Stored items
--------------------
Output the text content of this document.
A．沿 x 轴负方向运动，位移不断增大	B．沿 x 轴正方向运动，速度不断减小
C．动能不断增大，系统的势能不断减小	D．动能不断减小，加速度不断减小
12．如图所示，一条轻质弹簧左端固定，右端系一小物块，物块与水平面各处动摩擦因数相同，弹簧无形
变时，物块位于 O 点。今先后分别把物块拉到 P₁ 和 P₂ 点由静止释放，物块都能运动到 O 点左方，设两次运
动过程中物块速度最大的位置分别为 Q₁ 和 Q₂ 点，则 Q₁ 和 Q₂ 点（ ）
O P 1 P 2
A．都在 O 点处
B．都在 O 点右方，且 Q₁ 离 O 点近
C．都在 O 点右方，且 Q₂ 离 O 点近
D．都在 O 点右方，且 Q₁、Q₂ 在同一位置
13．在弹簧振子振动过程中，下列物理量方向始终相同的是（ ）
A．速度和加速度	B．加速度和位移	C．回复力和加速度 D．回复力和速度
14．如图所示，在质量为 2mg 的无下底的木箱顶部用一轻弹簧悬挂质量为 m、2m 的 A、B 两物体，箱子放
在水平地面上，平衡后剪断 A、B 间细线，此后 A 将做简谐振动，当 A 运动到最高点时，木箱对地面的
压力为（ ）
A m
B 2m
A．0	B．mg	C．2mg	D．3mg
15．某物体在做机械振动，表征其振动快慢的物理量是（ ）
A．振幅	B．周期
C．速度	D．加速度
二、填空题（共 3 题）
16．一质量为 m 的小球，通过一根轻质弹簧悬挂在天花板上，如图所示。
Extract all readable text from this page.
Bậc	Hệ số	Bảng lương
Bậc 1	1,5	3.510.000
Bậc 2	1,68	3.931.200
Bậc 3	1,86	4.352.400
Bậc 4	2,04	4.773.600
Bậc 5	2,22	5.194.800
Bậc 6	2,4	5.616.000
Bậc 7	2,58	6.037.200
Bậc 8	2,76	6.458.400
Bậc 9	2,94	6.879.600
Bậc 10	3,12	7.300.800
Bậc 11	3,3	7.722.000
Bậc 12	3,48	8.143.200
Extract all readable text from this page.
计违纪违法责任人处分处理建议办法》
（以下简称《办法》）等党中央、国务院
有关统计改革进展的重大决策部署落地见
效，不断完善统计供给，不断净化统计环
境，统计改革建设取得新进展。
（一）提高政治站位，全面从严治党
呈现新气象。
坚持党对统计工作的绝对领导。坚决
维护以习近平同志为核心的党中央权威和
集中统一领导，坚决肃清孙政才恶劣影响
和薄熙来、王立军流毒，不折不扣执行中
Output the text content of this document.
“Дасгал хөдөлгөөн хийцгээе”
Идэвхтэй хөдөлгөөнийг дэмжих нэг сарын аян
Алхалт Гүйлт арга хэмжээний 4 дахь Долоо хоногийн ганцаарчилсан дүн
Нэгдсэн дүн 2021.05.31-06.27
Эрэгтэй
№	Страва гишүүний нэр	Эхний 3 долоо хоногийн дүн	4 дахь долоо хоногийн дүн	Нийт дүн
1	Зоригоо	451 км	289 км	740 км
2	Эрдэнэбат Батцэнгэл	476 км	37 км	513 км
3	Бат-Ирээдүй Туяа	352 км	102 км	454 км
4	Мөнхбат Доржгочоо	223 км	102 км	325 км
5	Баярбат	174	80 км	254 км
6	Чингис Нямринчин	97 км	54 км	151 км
--------------------
- Given exercise -
Repeat the data exactly. Leave nothing out.

- Task solution -
Output the text content of this document.
A．沿 x 轴负方向运动，位移不断增大	B．沿 x 轴正方向运动，速度不断减小
C．动能不断增大，系统的势能不断减小	D．动能不断减小，加速度不断减小
12．如图所示，一条轻质弹簧左端固定，右端系一小物块，物块与水平面各处动摩擦因数相同，弹簧无形
变时，物块位于 O 点。今先后分别把物块拉到 P₁ 和 P₂ 点由静止释放，物块都能运动到 O 点左方，设两次运
动过程中物块速度最大的位置分别为 Q₁ 和 Q₂ 点，则 Q₁ 和 Q₂ 点（ ）
O P 1 P 2
A．都在 O 点处
B．都在 O 点右方，且 Q₁ 离 O 点近
C．都在 O 点右方，且 Q₂ 离 O 点近
D．都在 O 点右方，且 Q₁、Q₂ 在同一位置
13．在弹簧振子振动过程中，下列物理量方向始终相同的是（ ）
A．速度和加速度	B．加速度和位移	C．回复力和加速度 D．回复力和速度
14．如图所示，在质量为 2mg 的无下底的木箱顶部用一轻弹簧悬挂质量为 m、2m 的 A、B 两物体，箱子放
在水平地面上，平衡后剪断 A、B 间细线，此后 A 将做简谐振动，当 A 运动到最高点时，木箱对地面的
压力为（ ）
A m
B 2m
A．0	B．mg	C．2mg	D．3mg
15．某物体在做机械振动，表征其振动快慢的物理量是（ ）
A．振幅	B．周期
C．速度	D．加速度
二、填空题（共 3 题）
16．一质量为 m 的小球，通过一根轻质弹簧悬挂在天花板上，如图所示。
Extract all readable text from this page.
Bậc	Hệ số	Bảng lương
Bậc 1	1,5	3.510.000
Bậc 2	1,68	3.931.200
Bậc 3	1,86	4.352.400
Bậc 4	2,04	4.773.600
Bậc 5	2,22	5.194.800
Bậc 6	2,4	5.616.000
Bậc 7	2,58	6.037.200
Bậc 8	2,76	6.458.400
Bậc 9	2,94	6.879.600
Bậc 10	3,12	7.300.800
Bậc 11	3,3	7.722.000
Bậc 12	3,48	8.143.200
Extract all readable text from this page.
计违纪违法责任人处分处理建议办法》
（以下简称《办法》）等党中央、国务院
有关统计改革进展的重大决策部署落地见
效，不断完善统计供给，不断净化统计环
境，统计改革建设取得新进展。
（一）提高政治站位，全面从严治党
呈现新气象。
坚持党对统计工作的绝对领导。坚决
维护以习近平同志为核心的党中央权威和
集中统一领导，坚决肃清孙政才恶劣影响
和薄熙来、王立军流毒，不折不扣执行中
Output the text content of this document.
“Дасгал хөдөлгөөн хийцгээе”
Идэвхтэй хөдөлгөөнийг дэмжих нэг сарын аян
Алхалт Гүйлт арга хэмжээний 4 дахь Долоо хоногийн ганцаарчилсан дүн
Нэгдсэн дүн 2021.05.31-06.27
Эрэгтэй
№	Страва гишүүний нэр	Эхний 3 долоо хоногийн дүн	4 дахь долоо хоногийн дүн	Нийт дүн
1	Зоригоо	451 км	289 км	740 км
2	Эрдэнэбат Батцэнгэл	476 км	37 км	513 км
3	Бат-Ирээдүй Туяа	352 км	102 км	454 км
4	Мөнхбат Доржгочоо	223 км	102 км	325 км
5	Баярбат	174	80 км	254 км
6	Чингис Нямринчин	97 км	54 км	151 км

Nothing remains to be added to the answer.